### Instructions to follow
Leaving out every picture, quote the data below exactly as it appears.

### Input for this task
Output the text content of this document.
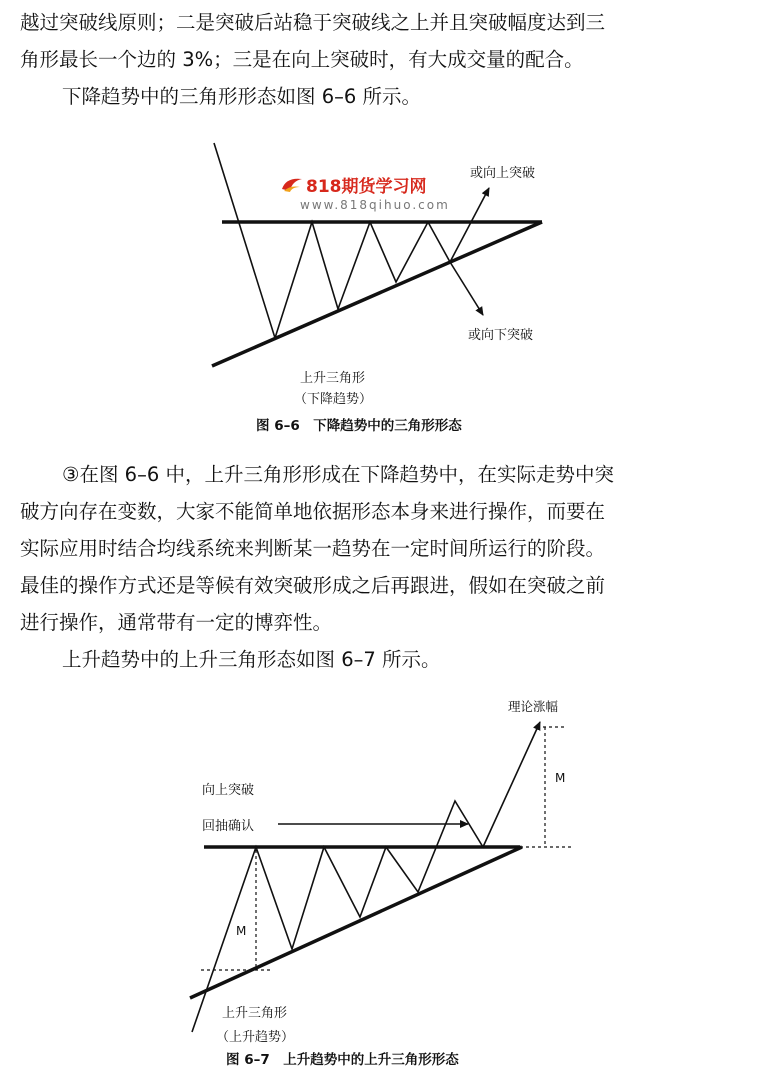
越过突破线原则；二是突破后站稳于突破线之上并且突破幅度达到三
角形最长一个边的 3%；三是在向上突破时，有大成交量的配合。
下降趋势中的三角形形态如图 6–6 所示。
818期货学习网
www.818qihuo.com
或向上突破
或向下突破
上升三角形
（下降趋势）
图 6–6　下降趋势中的三角形形态
③在图 6–6 中，上升三角形形成在下降趋势中，在实际走势中突
破方向存在变数，大家不能简单地依据形态本身来进行操作，而要在
实际应用时结合均线系统来判断某一趋势在一定时间所运行的阶段。
最佳的操作方式还是等候有效突破形成之后再跟进，假如在突破之前
进行操作，通常带有一定的博弈性。
上升趋势中的上升三角形态如图 6–7 所示。
理论涨幅
向上突破
回抽确认
M
M
上升三角形
（上升趋势）
图 6–7　上升趋势中的上升三角形形态
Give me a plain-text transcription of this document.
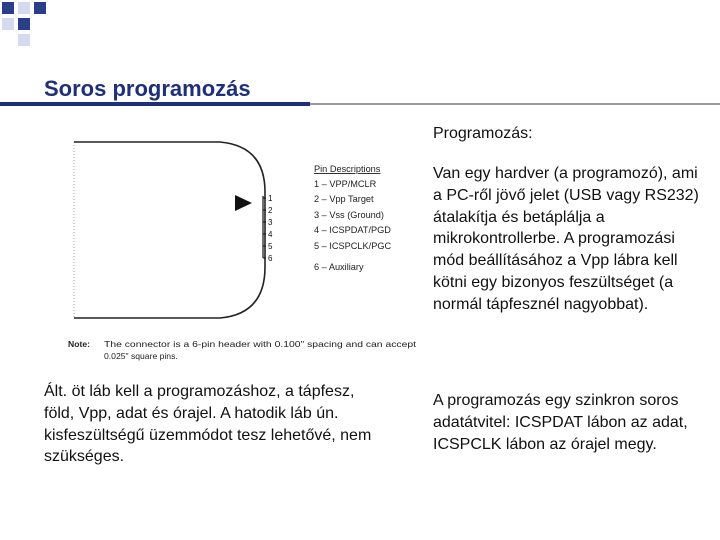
Soros programozás
1
2
3
4
5
6
Pin Descriptions
1 – VPP/MCLR
2 – Vpp Target
3 – Vss (Ground)
4 – ICSPDAT/PGD
5 – ICSPCLK/PGC
6 – Auxiliary
Note: The connector is a 6-pin header with 0.100" spacing and can accept
0.025" square pins.
Programozás:
Van egy hardver (a programozó), ami a PC-ről jövő jelet (USB vagy RS232) átalakítja és betáplálja a mikrokontrollerbe. A programozási mód beállításához a Vpp lábra kell kötni egy bizonyos feszültséget (a normál tápfesznél nagyobbat).
A programozás egy szinkron soros adatátvitel: ICSPDAT lábon az adat, ICSPCLK lábon az órajel megy.
Ált. öt láb kell a programozáshoz, a tápfesz, föld, Vpp, adat és órajel. A hatodik láb ún. kisfeszültségű üzemmódot tesz lehetővé, nem szükséges.
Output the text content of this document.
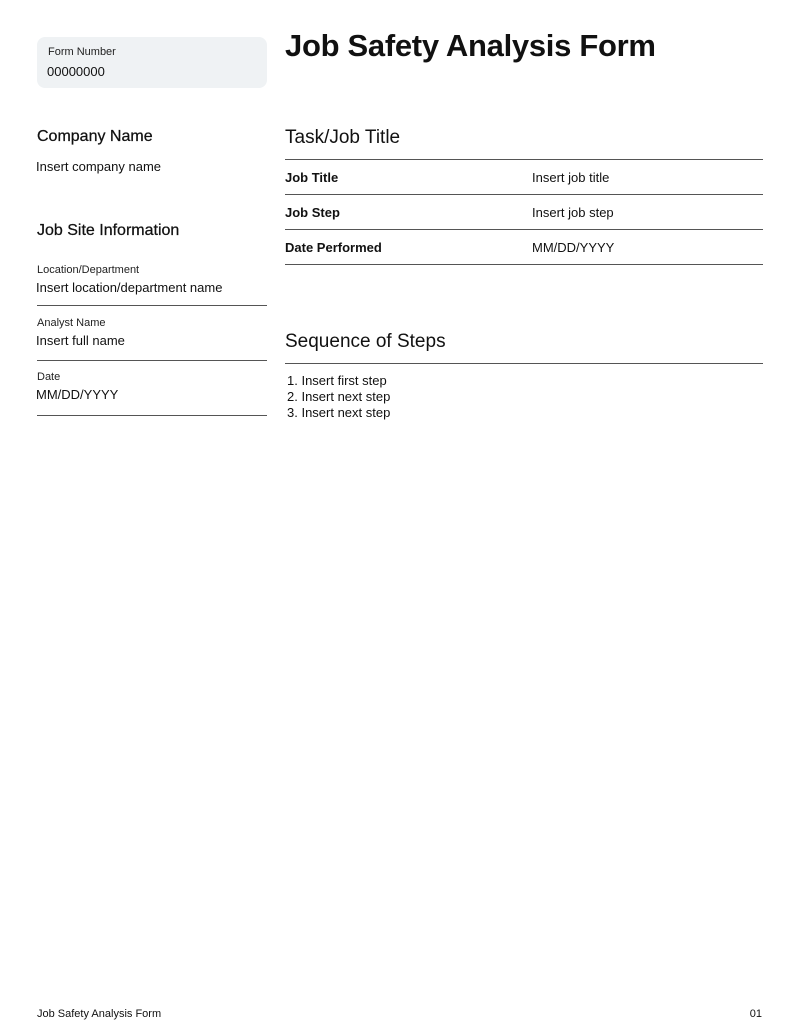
Form Number
00000000
Job Safety Analysis Form
Company Name
Insert company name
Job Site Information
Location/Department
Insert location/department name
Analyst Name
Insert full name
Date
MM/DD/YYYY
Task/Job Title
Job Title	Insert job title
Job Step	Insert job step
Date Performed	MM/DD/YYYY
Sequence of Steps
1. Insert first step
2. Insert next step
3. Insert next step
Job Safety Analysis Form	01
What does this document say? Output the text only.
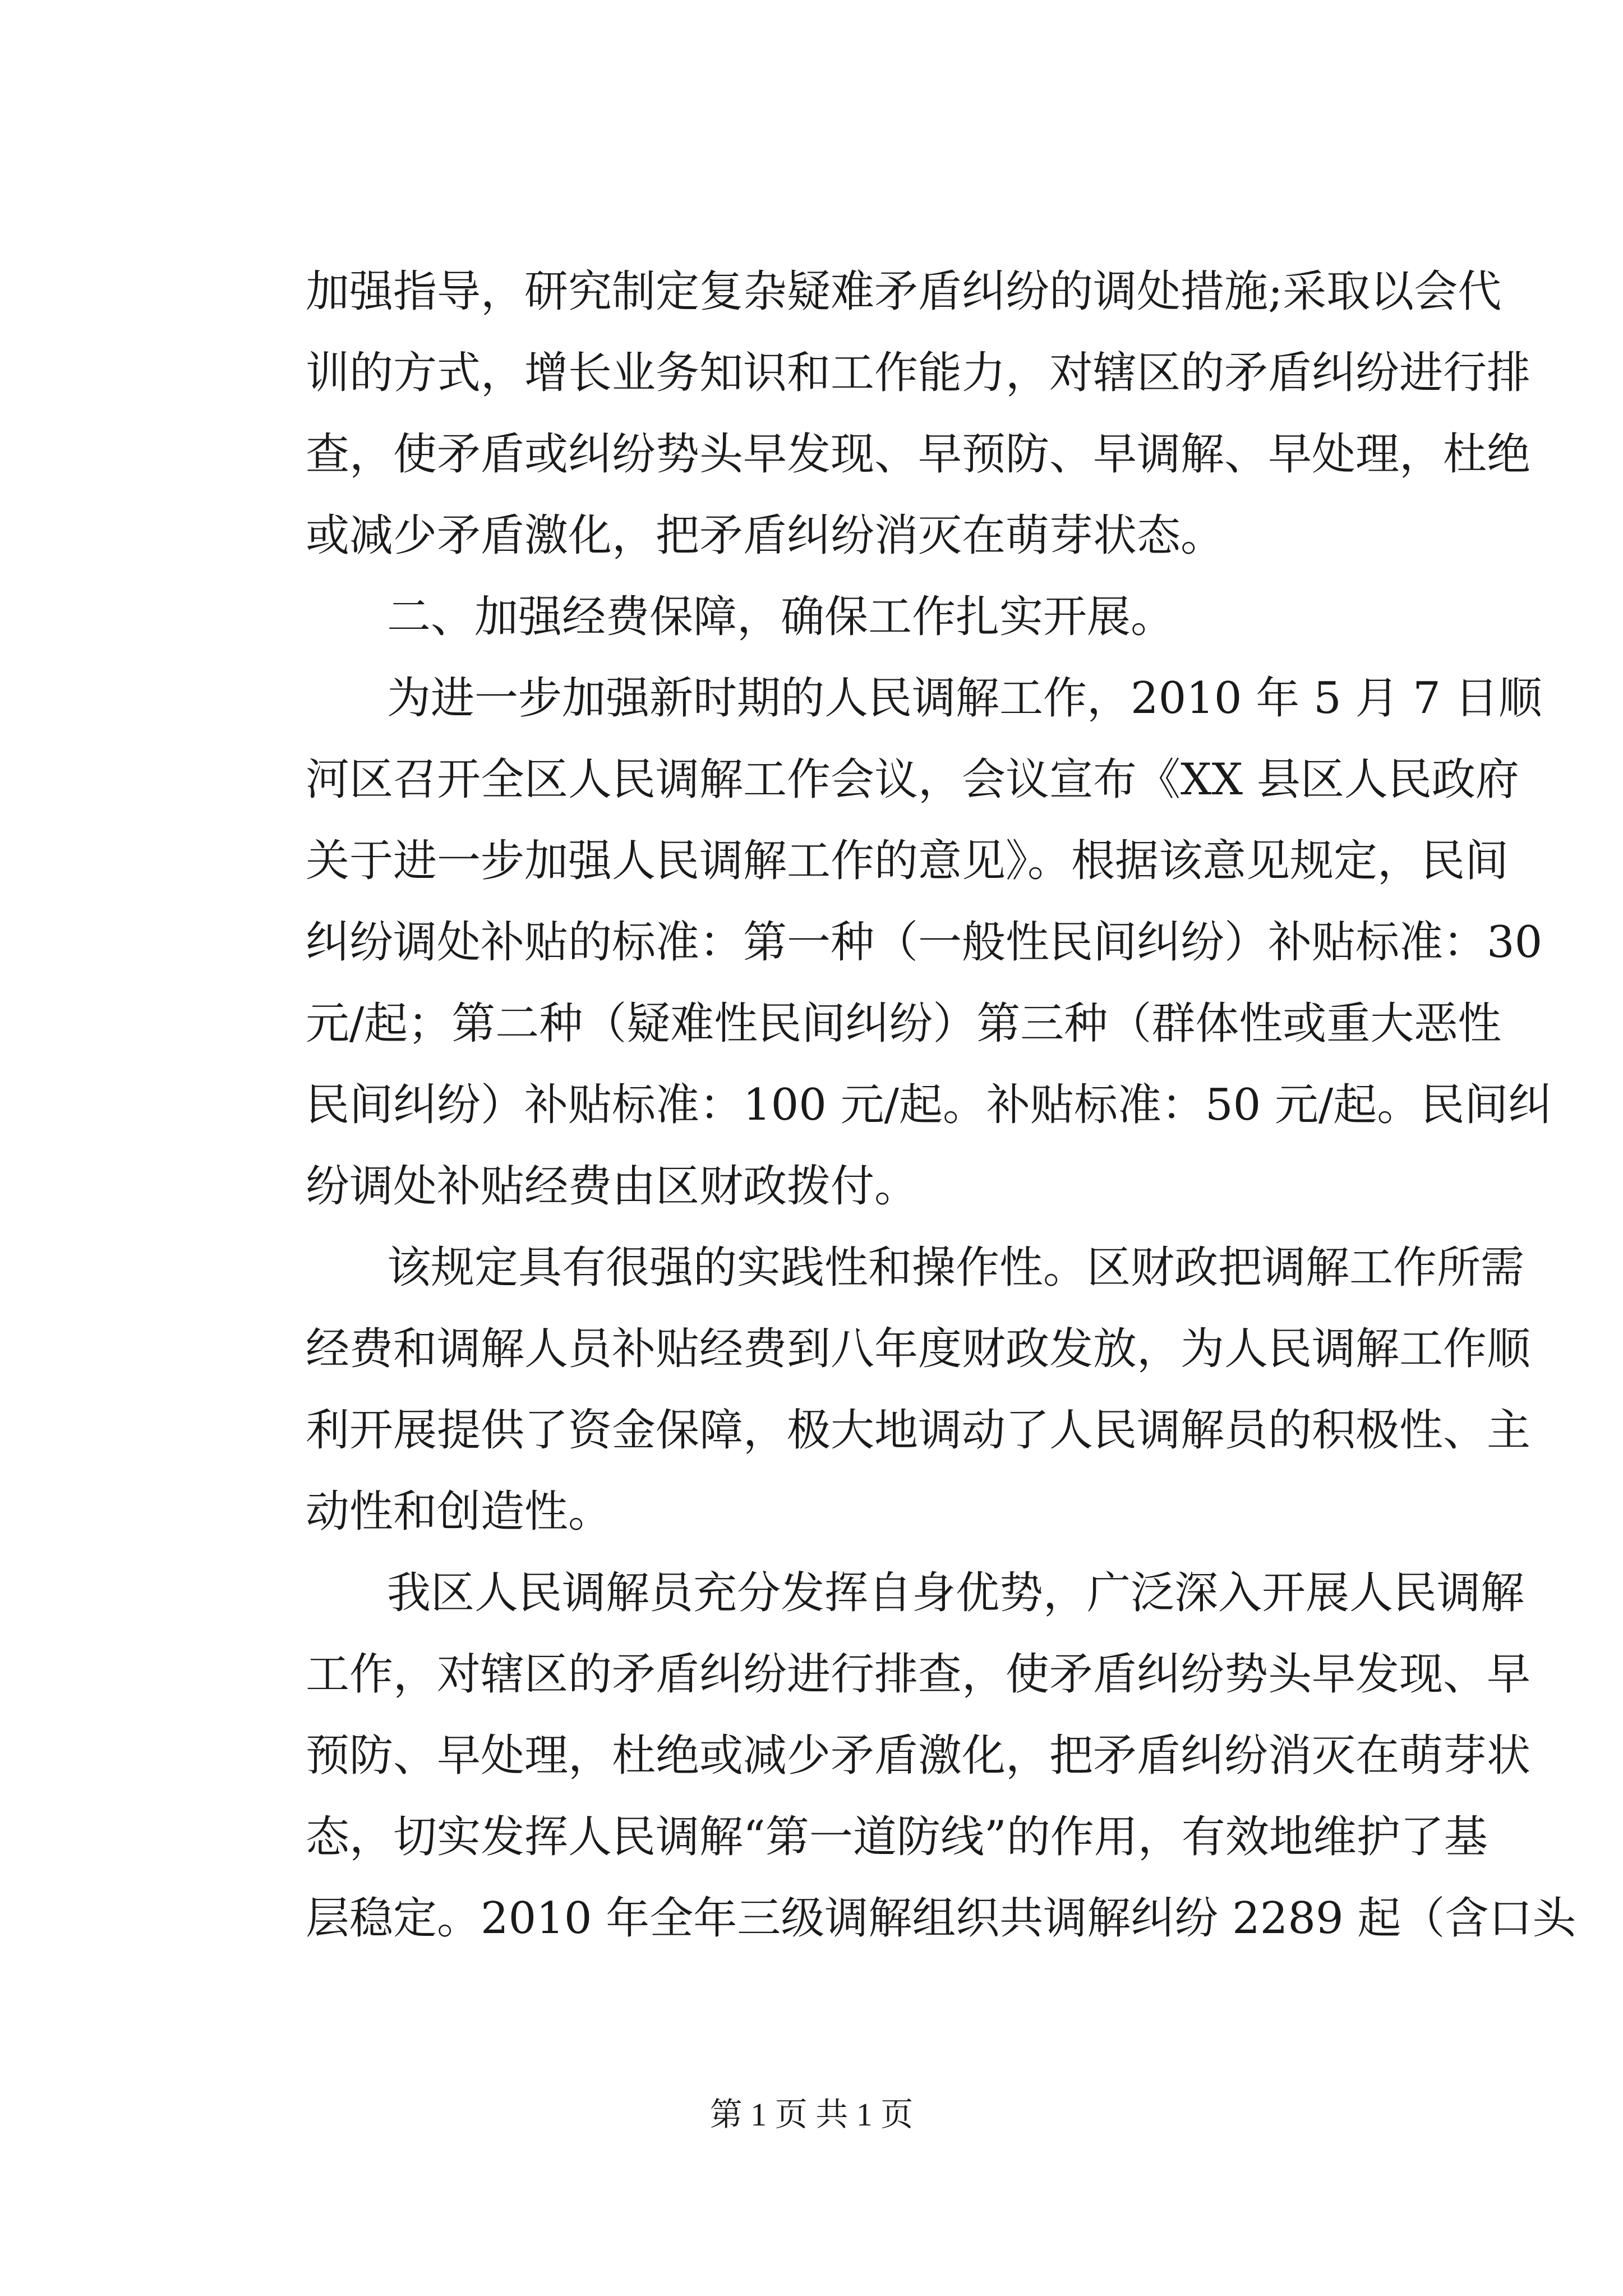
加强指导，研究制定复杂疑难矛盾纠纷的调处措施;采取以会代
训的方式，增长业务知识和工作能力，对辖区的矛盾纠纷进行排
查，使矛盾或纠纷势头早发现、早预防、早调解、早处理，杜绝
或减少矛盾激化，把矛盾纠纷消灭在萌芽状态。
二、加强经费保障，确保工作扎实开展。
为进一步加强新时期的人民调解工作，2010 年 5 月 7 日顺
河区召开全区人民调解工作会议，会议宣布《XX 县区人民政府
关于进一步加强人民调解工作的意见》。根据该意见规定，民间
纠纷调处补贴的标准：第一种（一般性民间纠纷）补贴标准：30
元/起；第二种（疑难性民间纠纷）第三种（群体性或重大恶性
民间纠纷）补贴标准：100 元/起。补贴标准：50 元/起。民间纠
纷调处补贴经费由区财政拨付。
该规定具有很强的实践性和操作性。区财政把调解工作所需
经费和调解人员补贴经费到八年度财政发放，为人民调解工作顺
利开展提供了资金保障，极大地调动了人民调解员的积极性、主
动性和创造性。
我区人民调解员充分发挥自身优势，广泛深入开展人民调解
工作，对辖区的矛盾纠纷进行排查，使矛盾纠纷势头早发现、早
预防、早处理，杜绝或减少矛盾激化，把矛盾纠纷消灭在萌芽状
态，切实发挥人民调解“第一道防线”的作用，有效地维护了基
层稳定。2010 年全年三级调解组织共调解纠纷 2289 起（含口头
第 1 页 共 1 页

### Result of this task
Output the text content of this document.
越过突破线原则；二是突破后站稳于突破线之上并且突破幅度达到三
角形最长一个边的 3%；三是在向上突破时，有大成交量的配合。
下降趋势中的三角形形态如图 6–6 所示。
818期货学习网
www.818qihuo.com
或向上突破
或向下突破
上升三角形
（下降趋势）
图 6–6　下降趋势中的三角形形态
③在图 6–6 中，上升三角形形成在下降趋势中，在实际走势中突
破方向存在变数，大家不能简单地依据形态本身来进行操作，而要在
实际应用时结合均线系统来判断某一趋势在一定时间所运行的阶段。
最佳的操作方式还是等候有效突破形成之后再跟进，假如在突破之前
进行操作，通常带有一定的博弈性。
上升趋势中的上升三角形态如图 6–7 所示。
理论涨幅
向上突破
回抽确认
M
M
上升三角形
（上升趋势）
图 6–7　上升趋势中的上升三角形形态
Give me a plain-text transcription of this document.
Soros programozás
1
2
3
4
5
6
Pin Descriptions
1 – VPP/MCLR
2 – Vpp Target
3 – Vss (Ground)
4 – ICSPDAT/PGD
5 – ICSPCLK/PGC
6 – Auxiliary
Note: The connector is a 6-pin header with 0.100" spacing and can accept
0.025" square pins.
Programozás:
Van egy hardver (a programozó), ami a PC-ről jövő jelet (USB vagy RS232) átalakítja és betáplálja a mikrokontrollerbe. A programozási mód beállításához a Vpp lábra kell kötni egy bizonyos feszültséget (a normál tápfesznél nagyobbat).
A programozás egy szinkron soros adatátvitel: ICSPDAT lábon az adat, ICSPCLK lábon az órajel megy.
Ált. öt láb kell a programozáshoz, a tápfesz, föld, Vpp, adat és órajel. A hatodik láb ún. kisfeszültségű üzemmódot tesz lehetővé, nem szükséges.
Output the text content of this document.
Form Number
00000000
Job Safety Analysis Form
Company Name
Insert company name
Job Site Information
Location/Department
Insert location/department name
Analyst Name
Insert full name
Date
MM/DD/YYYY
Task/Job Title
Job Title	Insert job title
Job Step	Insert job step
Date Performed	MM/DD/YYYY
Sequence of Steps
1. Insert first step
2. Insert next step
3. Insert next step
Job Safety Analysis Form	01
What does this document say? Output the text only.
加强指导，研究制定复杂疑难矛盾纠纷的调处措施;采取以会代
训的方式，增长业务知识和工作能力，对辖区的矛盾纠纷进行排
查，使矛盾或纠纷势头早发现、早预防、早调解、早处理，杜绝
或减少矛盾激化，把矛盾纠纷消灭在萌芽状态。
二、加强经费保障，确保工作扎实开展。
为进一步加强新时期的人民调解工作，2010 年 5 月 7 日顺
河区召开全区人民调解工作会议，会议宣布《XX 县区人民政府
关于进一步加强人民调解工作的意见》。根据该意见规定，民间
纠纷调处补贴的标准：第一种（一般性民间纠纷）补贴标准：30
元/起；第二种（疑难性民间纠纷）第三种（群体性或重大恶性
民间纠纷）补贴标准：100 元/起。补贴标准：50 元/起。民间纠
纷调处补贴经费由区财政拨付。
该规定具有很强的实践性和操作性。区财政把调解工作所需
经费和调解人员补贴经费到八年度财政发放，为人民调解工作顺
利开展提供了资金保障，极大地调动了人民调解员的积极性、主
动性和创造性。
我区人民调解员充分发挥自身优势，广泛深入开展人民调解
工作，对辖区的矛盾纠纷进行排查，使矛盾纠纷势头早发现、早
预防、早处理，杜绝或减少矛盾激化，把矛盾纠纷消灭在萌芽状
态，切实发挥人民调解“第一道防线”的作用，有效地维护了基
层稳定。2010 年全年三级调解组织共调解纠纷 2289 起（含口头
第 1 页 共 1 页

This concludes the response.